What you are asked to do:
Repeat every record exactly, but keep images out of the copy.
* * *
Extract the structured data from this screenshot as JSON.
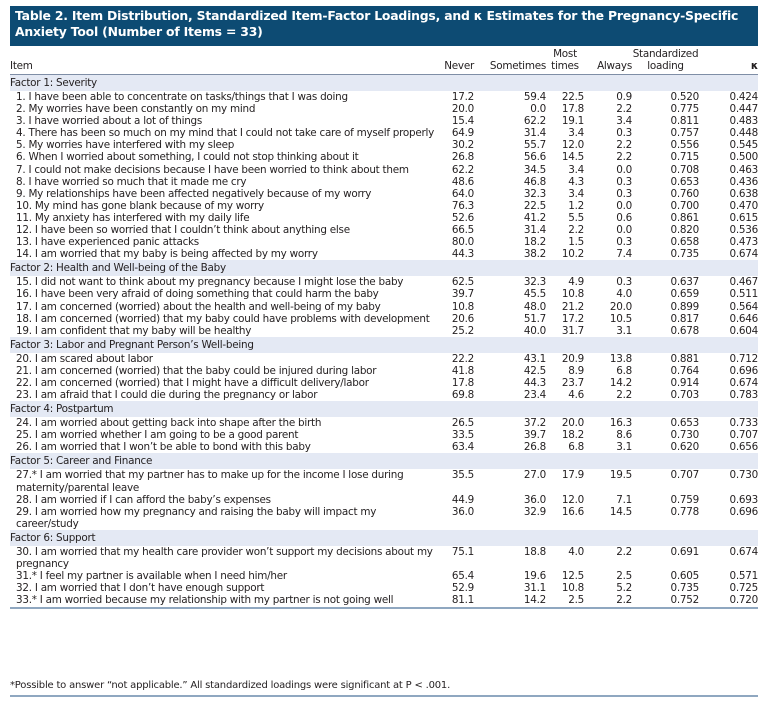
{
  "title": "Table 2. Item Distribution, Standardized Item-Factor Loadings, and κ Estimates for the Pregnancy-Specific Anxiety Tool (Number of Items = 33)",
  "headers": {
    "item": "Item",
    "never": "Never",
    "sometimes": "Sometimes",
    "most_times": "Most times",
    "always": "Always",
    "loading": "Standardized loading",
    "kappa": "κ"
  },
  "factors": [
    {
      "label": "Factor 1: Severity",
      "rows": [
        [
          "1. I have been able to concentrate on tasks/things that I was doing",
          "17.2",
          "59.4",
          "22.5",
          "0.9",
          "0.520",
          "0.424"
        ],
        [
          "2. My worries have been constantly on my mind",
          "20.0",
          "0.0",
          "17.8",
          "2.2",
          "0.775",
          "0.447"
        ],
        [
          "3. I have worried about a lot of things",
          "15.4",
          "62.2",
          "19.1",
          "3.4",
          "0.811",
          "0.483"
        ],
        [
          "4. There has been so much on my mind that I could not take care of myself properly",
          "64.9",
          "31.4",
          "3.4",
          "0.3",
          "0.757",
          "0.448"
        ],
        [
          "5. My worries have interfered with my sleep",
          "30.2",
          "55.7",
          "12.0",
          "2.2",
          "0.556",
          "0.545"
        ],
        [
          "6. When I worried about something, I could not stop thinking about it",
          "26.8",
          "56.6",
          "14.5",
          "2.2",
          "0.715",
          "0.500"
        ],
        [
          "7. I could not make decisions because I have been worried to think about them",
          "62.2",
          "34.5",
          "3.4",
          "0.0",
          "0.708",
          "0.463"
        ],
        [
          "8. I have worried so much that it made me cry",
          "48.6",
          "46.8",
          "4.3",
          "0.3",
          "0.653",
          "0.436"
        ],
        [
          "9. My relationships have been affected negatively because of my worry",
          "64.0",
          "32.3",
          "3.4",
          "0.3",
          "0.760",
          "0.638"
        ],
        [
          "10. My mind has gone blank because of my worry",
          "76.3",
          "22.5",
          "1.2",
          "0.0",
          "0.700",
          "0.470"
        ],
        [
          "11. My anxiety has interfered with my daily life",
          "52.6",
          "41.2",
          "5.5",
          "0.6",
          "0.861",
          "0.615"
        ],
        [
          "12. I have been so worried that I couldn’t think about anything else",
          "66.5",
          "31.4",
          "2.2",
          "0.0",
          "0.820",
          "0.536"
        ],
        [
          "13. I have experienced panic attacks",
          "80.0",
          "18.2",
          "1.5",
          "0.3",
          "0.658",
          "0.473"
        ],
        [
          "14. I am worried that my baby is being affected by my worry",
          "44.3",
          "38.2",
          "10.2",
          "7.4",
          "0.735",
          "0.674"
        ]
      ]
    },
    {
      "label": "Factor 2: Health and Well-being of the Baby",
      "rows": [
        [
          "15. I did not want to think about my pregnancy because I might lose the baby",
          "62.5",
          "32.3",
          "4.9",
          "0.3",
          "0.637",
          "0.467"
        ],
        [
          "16. I have been very afraid of doing something that could harm the baby",
          "39.7",
          "45.5",
          "10.8",
          "4.0",
          "0.659",
          "0.511"
        ],
        [
          "17. I am concerned (worried) about the health and well-being of my baby",
          "10.8",
          "48.0",
          "21.2",
          "20.0",
          "0.899",
          "0.564"
        ],
        [
          "18. I am concerned (worried) that my baby could have problems with development",
          "20.6",
          "51.7",
          "17.2",
          "10.5",
          "0.817",
          "0.646"
        ],
        [
          "19. I am confident that my baby will be healthy",
          "25.2",
          "40.0",
          "31.7",
          "3.1",
          "0.678",
          "0.604"
        ]
      ]
    },
    {
      "label": "Factor 3: Labor and Pregnant Person’s Well-being",
      "rows": [
        [
          "20. I am scared about labor",
          "22.2",
          "43.1",
          "20.9",
          "13.8",
          "0.881",
          "0.712"
        ],
        [
          "21. I am concerned (worried) that the baby could be injured during labor",
          "41.8",
          "42.5",
          "8.9",
          "6.8",
          "0.764",
          "0.696"
        ],
        [
          "22. I am concerned (worried) that I might have a difficult delivery/labor",
          "17.8",
          "44.3",
          "23.7",
          "14.2",
          "0.914",
          "0.674"
        ],
        [
          "23. I am afraid that I could die during the pregnancy or labor",
          "69.8",
          "23.4",
          "4.6",
          "2.2",
          "0.703",
          "0.783"
        ]
      ]
    },
    {
      "label": "Factor 4: Postpartum",
      "rows": [
        [
          "24. I am worried about getting back into shape after the birth",
          "26.5",
          "37.2",
          "20.0",
          "16.3",
          "0.653",
          "0.733"
        ],
        [
          "25. I am worried whether I am going to be a good parent",
          "33.5",
          "39.7",
          "18.2",
          "8.6",
          "0.730",
          "0.707"
        ],
        [
          "26. I am worried that I won’t be able to bond with this baby",
          "63.4",
          "26.8",
          "6.8",
          "3.1",
          "0.620",
          "0.656"
        ]
      ]
    },
    {
      "label": "Factor 5: Career and Finance",
      "rows": [
        [
          "27.* I am worried that my partner has to make up for the income I lose during maternity/parental leave",
          "35.5",
          "27.0",
          "17.9",
          "19.5",
          "0.707",
          "0.730"
        ],
        [
          "28. I am worried if I can afford the baby’s expenses",
          "44.9",
          "36.0",
          "12.0",
          "7.1",
          "0.759",
          "0.693"
        ],
        [
          "29. I am worried how my pregnancy and raising the baby will impact my career/study",
          "36.0",
          "32.9",
          "16.6",
          "14.5",
          "0.778",
          "0.696"
        ]
      ]
    },
    {
      "label": "Factor 6: Support",
      "rows": [
        [
          "30. I am worried that my health care provider won’t support my decisions about my pregnancy",
          "75.1",
          "18.8",
          "4.0",
          "2.2",
          "0.691",
          "0.674"
        ],
        [
          "31.* I feel my partner is available when I need him/her",
          "65.4",
          "19.6",
          "12.5",
          "2.5",
          "0.605",
          "0.571"
        ],
        [
          "32. I am worried that I don’t have enough support",
          "52.9",
          "31.1",
          "10.8",
          "5.2",
          "0.735",
          "0.725"
        ],
        [
          "33.* I am worried because my relationship with my partner is not going well",
          "81.1",
          "14.2",
          "2.5",
          "2.2",
          "0.752",
          "0.720"
        ]
      ]
    }
  ],
  "footnote": "*Possible to answer “not applicable.” All standardized loadings were significant at P < .001."
}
* * *
Exercise answer:
Extract the structured data from this screenshot as JSON.
{
  "title": "Table 2. Item Distribution, Standardized Item-Factor Loadings, and κ Estimates for the Pregnancy-Specific Anxiety Tool (Number of Items = 33)",
  "headers": {
    "item": "Item",
    "never": "Never",
    "sometimes": "Sometimes",
    "most_times": "Most times",
    "always": "Always",
    "loading": "Standardized loading",
    "kappa": "κ"
  },
  "factors": [
    {
      "label": "Factor 1: Severity",
      "rows": [
        [
          "1. I have been able to concentrate on tasks/things that I was doing",
          "17.2",
          "59.4",
          "22.5",
          "0.9",
          "0.520",
          "0.424"
        ],
        [
          "2. My worries have been constantly on my mind",
          "20.0",
          "0.0",
          "17.8",
          "2.2",
          "0.775",
          "0.447"
        ],
        [
          "3. I have worried about a lot of things",
          "15.4",
          "62.2",
          "19.1",
          "3.4",
          "0.811",
          "0.483"
        ],
        [
          "4. There has been so much on my mind that I could not take care of myself properly",
          "64.9",
          "31.4",
          "3.4",
          "0.3",
          "0.757",
          "0.448"
        ],
        [
          "5. My worries have interfered with my sleep",
          "30.2",
          "55.7",
          "12.0",
          "2.2",
          "0.556",
          "0.545"
        ],
        [
          "6. When I worried about something, I could not stop thinking about it",
          "26.8",
          "56.6",
          "14.5",
          "2.2",
          "0.715",
          "0.500"
        ],
        [
          "7. I could not make decisions because I have been worried to think about them",
          "62.2",
          "34.5",
          "3.4",
          "0.0",
          "0.708",
          "0.463"
        ],
        [
          "8. I have worried so much that it made me cry",
          "48.6",
          "46.8",
          "4.3",
          "0.3",
          "0.653",
          "0.436"
        ],
        [
          "9. My relationships have been affected negatively because of my worry",
          "64.0",
          "32.3",
          "3.4",
          "0.3",
          "0.760",
          "0.638"
        ],
        [
          "10. My mind has gone blank because of my worry",
          "76.3",
          "22.5",
          "1.2",
          "0.0",
          "0.700",
          "0.470"
        ],
        [
          "11. My anxiety has interfered with my daily life",
          "52.6",
          "41.2",
          "5.5",
          "0.6",
          "0.861",
          "0.615"
        ],
        [
          "12. I have been so worried that I couldn’t think about anything else",
          "66.5",
          "31.4",
          "2.2",
          "0.0",
          "0.820",
          "0.536"
        ],
        [
          "13. I have experienced panic attacks",
          "80.0",
          "18.2",
          "1.5",
          "0.3",
          "0.658",
          "0.473"
        ],
        [
          "14. I am worried that my baby is being affected by my worry",
          "44.3",
          "38.2",
          "10.2",
          "7.4",
          "0.735",
          "0.674"
        ]
      ]
    },
    {
      "label": "Factor 2: Health and Well-being of the Baby",
      "rows": [
        [
          "15. I did not want to think about my pregnancy because I might lose the baby",
          "62.5",
          "32.3",
          "4.9",
          "0.3",
          "0.637",
          "0.467"
        ],
        [
          "16. I have been very afraid of doing something that could harm the baby",
          "39.7",
          "45.5",
          "10.8",
          "4.0",
          "0.659",
          "0.511"
        ],
        [
          "17. I am concerned (worried) about the health and well-being of my baby",
          "10.8",
          "48.0",
          "21.2",
          "20.0",
          "0.899",
          "0.564"
        ],
        [
          "18. I am concerned (worried) that my baby could have problems with development",
          "20.6",
          "51.7",
          "17.2",
          "10.5",
          "0.817",
          "0.646"
        ],
        [
          "19. I am confident that my baby will be healthy",
          "25.2",
          "40.0",
          "31.7",
          "3.1",
          "0.678",
          "0.604"
        ]
      ]
    },
    {
      "label": "Factor 3: Labor and Pregnant Person’s Well-being",
      "rows": [
        [
          "20. I am scared about labor",
          "22.2",
          "43.1",
          "20.9",
          "13.8",
          "0.881",
          "0.712"
        ],
        [
          "21. I am concerned (worried) that the baby could be injured during labor",
          "41.8",
          "42.5",
          "8.9",
          "6.8",
          "0.764",
          "0.696"
        ],
        [
          "22. I am concerned (worried) that I might have a difficult delivery/labor",
          "17.8",
          "44.3",
          "23.7",
          "14.2",
          "0.914",
          "0.674"
        ],
        [
          "23. I am afraid that I could die during the pregnancy or labor",
          "69.8",
          "23.4",
          "4.6",
          "2.2",
          "0.703",
          "0.783"
        ]
      ]
    },
    {
      "label": "Factor 4: Postpartum",
      "rows": [
        [
          "24. I am worried about getting back into shape after the birth",
          "26.5",
          "37.2",
          "20.0",
          "16.3",
          "0.653",
          "0.733"
        ],
        [
          "25. I am worried whether I am going to be a good parent",
          "33.5",
          "39.7",
          "18.2",
          "8.6",
          "0.730",
          "0.707"
        ],
        [
          "26. I am worried that I won’t be able to bond with this baby",
          "63.4",
          "26.8",
          "6.8",
          "3.1",
          "0.620",
          "0.656"
        ]
      ]
    },
    {
      "label": "Factor 5: Career and Finance",
      "rows": [
        [
          "27.* I am worried that my partner has to make up for the income I lose during maternity/parental leave",
          "35.5",
          "27.0",
          "17.9",
          "19.5",
          "0.707",
          "0.730"
        ],
        [
          "28. I am worried if I can afford the baby’s expenses",
          "44.9",
          "36.0",
          "12.0",
          "7.1",
          "0.759",
          "0.693"
        ],
        [
          "29. I am worried how my pregnancy and raising the baby will impact my career/study",
          "36.0",
          "32.9",
          "16.6",
          "14.5",
          "0.778",
          "0.696"
        ]
      ]
    },
    {
      "label": "Factor 6: Support",
      "rows": [
        [
          "30. I am worried that my health care provider won’t support my decisions about my pregnancy",
          "75.1",
          "18.8",
          "4.0",
          "2.2",
          "0.691",
          "0.674"
        ],
        [
          "31.* I feel my partner is available when I need him/her",
          "65.4",
          "19.6",
          "12.5",
          "2.5",
          "0.605",
          "0.571"
        ],
        [
          "32. I am worried that I don’t have enough support",
          "52.9",
          "31.1",
          "10.8",
          "5.2",
          "0.735",
          "0.725"
        ],
        [
          "33.* I am worried because my relationship with my partner is not going well",
          "81.1",
          "14.2",
          "2.5",
          "2.2",
          "0.752",
          "0.720"
        ]
      ]
    }
  ],
  "footnote": "*Possible to answer “not applicable.” All standardized loadings were significant at P < .001."
}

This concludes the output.